--- start ---

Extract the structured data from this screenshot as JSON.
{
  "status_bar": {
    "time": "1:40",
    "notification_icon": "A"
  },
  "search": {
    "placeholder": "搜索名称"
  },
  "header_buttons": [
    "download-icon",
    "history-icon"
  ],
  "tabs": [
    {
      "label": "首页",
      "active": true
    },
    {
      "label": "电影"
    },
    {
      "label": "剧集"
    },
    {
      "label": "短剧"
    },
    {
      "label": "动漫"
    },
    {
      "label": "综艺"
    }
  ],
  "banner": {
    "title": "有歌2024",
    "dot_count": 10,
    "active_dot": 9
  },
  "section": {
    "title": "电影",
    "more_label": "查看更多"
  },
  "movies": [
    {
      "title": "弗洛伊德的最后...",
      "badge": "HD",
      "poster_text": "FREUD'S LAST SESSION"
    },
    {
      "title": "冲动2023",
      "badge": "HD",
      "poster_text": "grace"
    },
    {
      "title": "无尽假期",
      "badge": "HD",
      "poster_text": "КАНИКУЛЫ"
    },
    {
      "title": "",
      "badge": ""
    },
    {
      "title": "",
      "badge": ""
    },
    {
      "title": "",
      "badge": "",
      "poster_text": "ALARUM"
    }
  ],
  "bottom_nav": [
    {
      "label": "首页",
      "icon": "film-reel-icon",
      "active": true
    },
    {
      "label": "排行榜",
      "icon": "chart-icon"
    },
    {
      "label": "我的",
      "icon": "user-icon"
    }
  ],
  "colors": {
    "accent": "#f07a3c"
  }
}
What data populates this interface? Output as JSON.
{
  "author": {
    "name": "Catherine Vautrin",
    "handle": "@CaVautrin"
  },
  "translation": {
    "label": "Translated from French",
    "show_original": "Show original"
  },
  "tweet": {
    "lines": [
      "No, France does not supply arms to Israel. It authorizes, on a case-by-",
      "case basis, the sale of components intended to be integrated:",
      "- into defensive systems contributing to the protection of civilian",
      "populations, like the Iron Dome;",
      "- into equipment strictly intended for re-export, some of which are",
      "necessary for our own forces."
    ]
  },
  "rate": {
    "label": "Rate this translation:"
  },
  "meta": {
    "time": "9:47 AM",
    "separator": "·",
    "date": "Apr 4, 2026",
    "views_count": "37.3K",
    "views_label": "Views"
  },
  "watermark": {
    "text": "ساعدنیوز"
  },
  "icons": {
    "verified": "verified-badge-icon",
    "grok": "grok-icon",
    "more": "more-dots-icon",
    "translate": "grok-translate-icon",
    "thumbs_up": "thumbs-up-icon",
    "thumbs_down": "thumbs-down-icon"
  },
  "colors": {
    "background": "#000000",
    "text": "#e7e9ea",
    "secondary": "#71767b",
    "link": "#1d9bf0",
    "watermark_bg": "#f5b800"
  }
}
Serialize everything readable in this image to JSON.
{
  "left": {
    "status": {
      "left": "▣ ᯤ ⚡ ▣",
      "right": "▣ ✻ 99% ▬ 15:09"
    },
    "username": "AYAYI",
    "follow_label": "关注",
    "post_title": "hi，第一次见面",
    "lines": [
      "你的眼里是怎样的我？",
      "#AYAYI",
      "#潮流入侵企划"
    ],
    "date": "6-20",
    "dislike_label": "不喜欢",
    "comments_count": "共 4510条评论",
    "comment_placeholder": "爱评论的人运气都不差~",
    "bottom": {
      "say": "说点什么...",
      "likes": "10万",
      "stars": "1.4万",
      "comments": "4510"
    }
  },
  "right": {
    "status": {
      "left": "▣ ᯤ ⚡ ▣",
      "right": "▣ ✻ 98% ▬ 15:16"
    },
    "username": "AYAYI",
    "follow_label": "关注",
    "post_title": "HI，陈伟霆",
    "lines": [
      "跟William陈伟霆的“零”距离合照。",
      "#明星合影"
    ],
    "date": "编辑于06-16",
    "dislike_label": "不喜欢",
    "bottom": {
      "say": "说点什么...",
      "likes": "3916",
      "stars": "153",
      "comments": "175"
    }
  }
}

--- end ---

* _WHAT TO PRODUCE_: The records above must be output exactly, in full.

* _PROBLEM SOLUTION_:
Extract the structured data from this screenshot as JSON.
{
  "status_bar": {
    "time": "1:40",
    "notification_icon": "A"
  },
  "search": {
    "placeholder": "搜索名称"
  },
  "header_buttons": [
    "download-icon",
    "history-icon"
  ],
  "tabs": [
    {
      "label": "首页",
      "active": true
    },
    {
      "label": "电影"
    },
    {
      "label": "剧集"
    },
    {
      "label": "短剧"
    },
    {
      "label": "动漫"
    },
    {
      "label": "综艺"
    }
  ],
  "banner": {
    "title": "有歌2024",
    "dot_count": 10,
    "active_dot": 9
  },
  "section": {
    "title": "电影",
    "more_label": "查看更多"
  },
  "movies": [
    {
      "title": "弗洛伊德的最后...",
      "badge": "HD",
      "poster_text": "FREUD'S LAST SESSION"
    },
    {
      "title": "冲动2023",
      "badge": "HD",
      "poster_text": "grace"
    },
    {
      "title": "无尽假期",
      "badge": "HD",
      "poster_text": "КАНИКУЛЫ"
    },
    {
      "title": "",
      "badge": ""
    },
    {
      "title": "",
      "badge": ""
    },
    {
      "title": "",
      "badge": "",
      "poster_text": "ALARUM"
    }
  ],
  "bottom_nav": [
    {
      "label": "首页",
      "icon": "film-reel-icon",
      "active": true
    },
    {
      "label": "排行榜",
      "icon": "chart-icon"
    },
    {
      "label": "我的",
      "icon": "user-icon"
    }
  ],
  "colors": {
    "accent": "#f07a3c"
  }
}
What data populates this interface? Output as JSON.
{
  "author": {
    "name": "Catherine Vautrin",
    "handle": "@CaVautrin"
  },
  "translation": {
    "label": "Translated from French",
    "show_original": "Show original"
  },
  "tweet": {
    "lines": [
      "No, France does not supply arms to Israel. It authorizes, on a case-by-",
      "case basis, the sale of components intended to be integrated:",
      "- into defensive systems contributing to the protection of civilian",
      "populations, like the Iron Dome;",
      "- into equipment strictly intended for re-export, some of which are",
      "necessary for our own forces."
    ]
  },
  "rate": {
    "label": "Rate this translation:"
  },
  "meta": {
    "time": "9:47 AM",
    "separator": "·",
    "date": "Apr 4, 2026",
    "views_count": "37.3K",
    "views_label": "Views"
  },
  "watermark": {
    "text": "ساعدنیوز"
  },
  "icons": {
    "verified": "verified-badge-icon",
    "grok": "grok-icon",
    "more": "more-dots-icon",
    "translate": "grok-translate-icon",
    "thumbs_up": "thumbs-up-icon",
    "thumbs_down": "thumbs-down-icon"
  },
  "colors": {
    "background": "#000000",
    "text": "#e7e9ea",
    "secondary": "#71767b",
    "link": "#1d9bf0",
    "watermark_bg": "#f5b800"
  }
}
Serialize everything readable in this image to JSON.
{
  "left": {
    "status": {
      "left": "▣ ᯤ ⚡ ▣",
      "right": "▣ ✻ 99% ▬ 15:09"
    },
    "username": "AYAYI",
    "follow_label": "关注",
    "post_title": "hi，第一次见面",
    "lines": [
      "你的眼里是怎样的我？",
      "#AYAYI",
      "#潮流入侵企划"
    ],
    "date": "6-20",
    "dislike_label": "不喜欢",
    "comments_count": "共 4510条评论",
    "comment_placeholder": "爱评论的人运气都不差~",
    "bottom": {
      "say": "说点什么...",
      "likes": "10万",
      "stars": "1.4万",
      "comments": "4510"
    }
  },
  "right": {
    "status": {
      "left": "▣ ᯤ ⚡ ▣",
      "right": "▣ ✻ 98% ▬ 15:16"
    },
    "username": "AYAYI",
    "follow_label": "关注",
    "post_title": "HI，陈伟霆",
    "lines": [
      "跟William陈伟霆的“零”距离合照。",
      "#明星合影"
    ],
    "date": "编辑于06-16",
    "dislike_label": "不喜欢",
    "bottom": {
      "say": "说点什么...",
      "likes": "3916",
      "stars": "153",
      "comments": "175"
    }
  }
}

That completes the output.